Exercise task
Scan the records below for lines with the word "시각장애인들의", then state how many you find and nothing else.

Exercise inputs
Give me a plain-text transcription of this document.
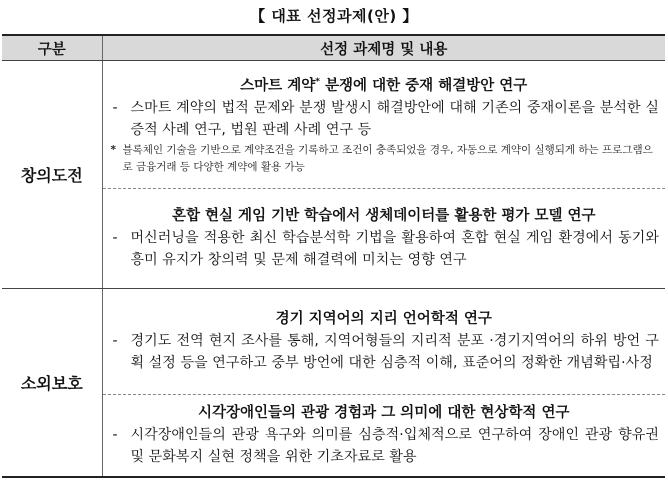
【 대표 선정과제(안) 】
구분	선정 과제명 및 내용
창의도전	스마트 계약* 분쟁에 대한 중재 해결방안 연구
- 스마트 계약의 법적 문제와 분쟁 발생시 해결방안에 대해 기존의 중재이론을 분석한 실증적 사례 연구, 법원 판례 사례 연구 등
* 블록체인 기술을 기반으로 계약조건을 기록하고 조건이 충족되었을 경우, 자동으로 계약이 실행되게 하는 프로그램으로 금융거래 등 다양한 계약에 활용 가능

	혼합 현실 게임 기반 학습에서 생체데이터를 활용한 평가 모델 연구
- 머신러닝을 적용한 최신 학습분석학 기법을 활용하여 혼합 현실 게임 환경에서 동기와 흥미 유지가 창의력 및 문제 해결력에 미치는 영향 연구

소외보호	경기 지역어의 지리 언어학적 연구
- 경기도 전역 현지 조사를 통해, 지역어형들의 지리적 분포 ·경기지역어의 하위 방언 구획 설정 등을 연구하고 중부 방언에 대한 심층적 이해, 표준어의 정확한 개념확립·사정

	시각장애인들의 관광 경험과 그 의미에 대한 현상학적 연구
- 시각장애인들의 관광 욕구와 의미를 심층적·입체적으로 연구하여 장애인 관광 향유권 및 문화복지 실현 정책을 위한 기초자료로 활용
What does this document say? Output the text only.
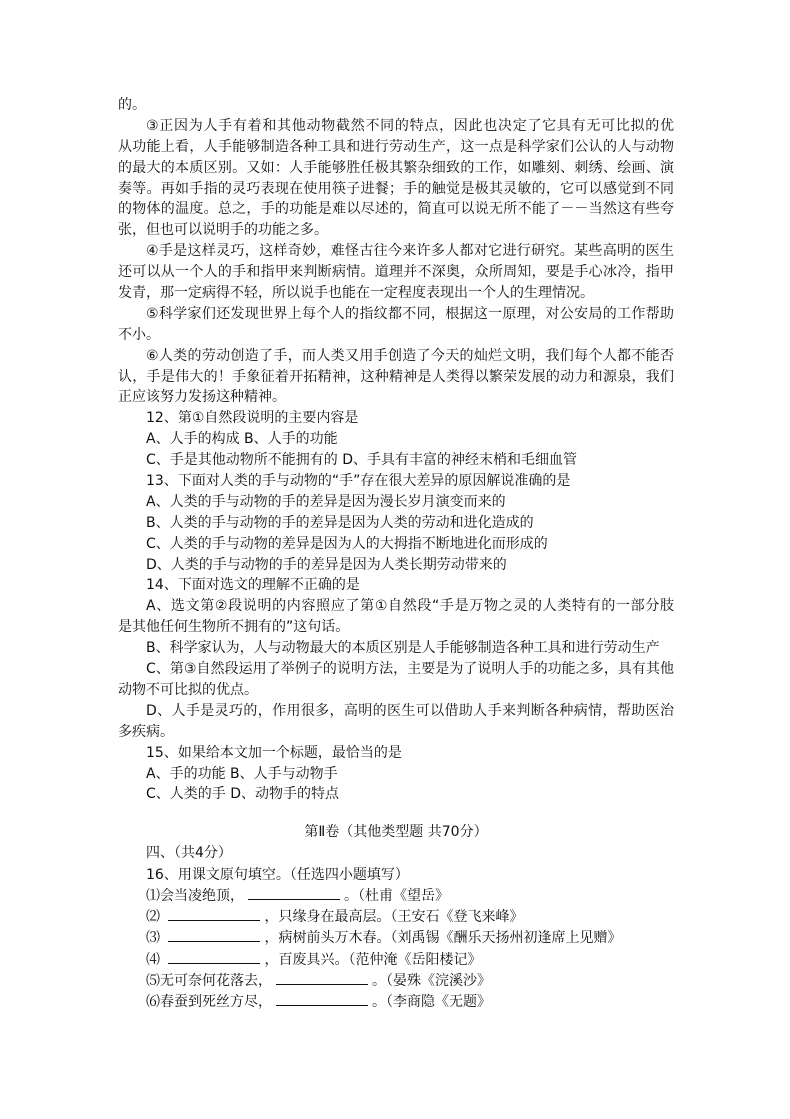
的。
③正因为人手有着和其他动物截然不同的特点，因此也决定了它具有无可比拟的优
从功能上看，人手能够制造各种工具和进行劳动生产，这一点是科学家们公认的人与动物
的最大的本质区别。又如：人手能够胜任极其繁杂细致的工作，如雕刻、刺绣、绘画、演
奏等。再如手指的灵巧表现在使用筷子进餐；手的触觉是极其灵敏的，它可以感觉到不同
的物体的温度。总之，手的功能是难以尽述的，简直可以说无所不能了－－当然这有些夸
张，但也可以说明手的功能之多。
④手是这样灵巧，这样奇妙，难怪古往今来许多人都对它进行研究。某些高明的医生
还可以从一个人的手和指甲来判断病情。道理并不深奥，众所周知，要是手心冰冷，指甲
发青，那一定病得不轻，所以说手也能在一定程度表现出一个人的生理情况。
⑤科学家们还发现世界上每个人的指纹都不同，根据这一原理，对公安局的工作帮助
不小。
⑥人类的劳动创造了手，而人类又用手创造了今天的灿烂文明，我们每个人都不能否
认，手是伟大的！手象征着开拓精神，这种精神是人类得以繁荣发展的动力和源泉，我们
正应该努力发扬这种精神。
12、第①自然段说明的主要内容是
A、人手的构成 B、人手的功能
C、手是其他动物所不能拥有的 D、手具有丰富的神经末梢和毛细血管
13、下面对人类的手与动物的“手”存在很大差异的原因解说准确的是
A、人类的手与动物的手的差异是因为漫长岁月演变而来的
B、人类的手与动物的手的差异是因为人类的劳动和进化造成的
C、人类的手与动物的差异是因为人的大拇指不断地进化而形成的
D、人类的手与动物的手的差异是因为人类长期劳动带来的
14、下面对选文的理解不正确的是
A、选文第②段说明的内容照应了第①自然段“手是万物之灵的人类特有的一部分肢
是其他任何生物所不拥有的”这句话。
B、科学家认为，人与动物最大的本质区别是人手能够制造各种工具和进行劳动生产
C、第③自然段运用了举例子的说明方法，主要是为了说明人手的功能之多，具有其他
动物不可比拟的优点。
D、人手是灵巧的，作用很多，高明的医生可以借助人手来判断各种病情，帮助医治
多疾病。
15、如果给本文加一个标题，最恰当的是
A、手的功能 B、人手与动物手
C、人类的手 D、动物手的特点
第Ⅱ卷（其他类型题 共70分）
四、（共4分）
16、用课文原句填空。（任选四小题填写）
⑴会当凌绝顶，	。（杜甫《望岳》
⑵	，只缘身在最高层。（王安石《登飞来峰》
⑶	，病树前头万木春。（刘禹锡《酬乐天扬州初逢席上见赠》
⑷	，百废具兴。（范仲淹《岳阳楼记》
⑸无可奈何花落去，	。（晏殊《浣溪沙》
⑹春蚕到死丝方尽，	。（李商隐《无题》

Correct response
2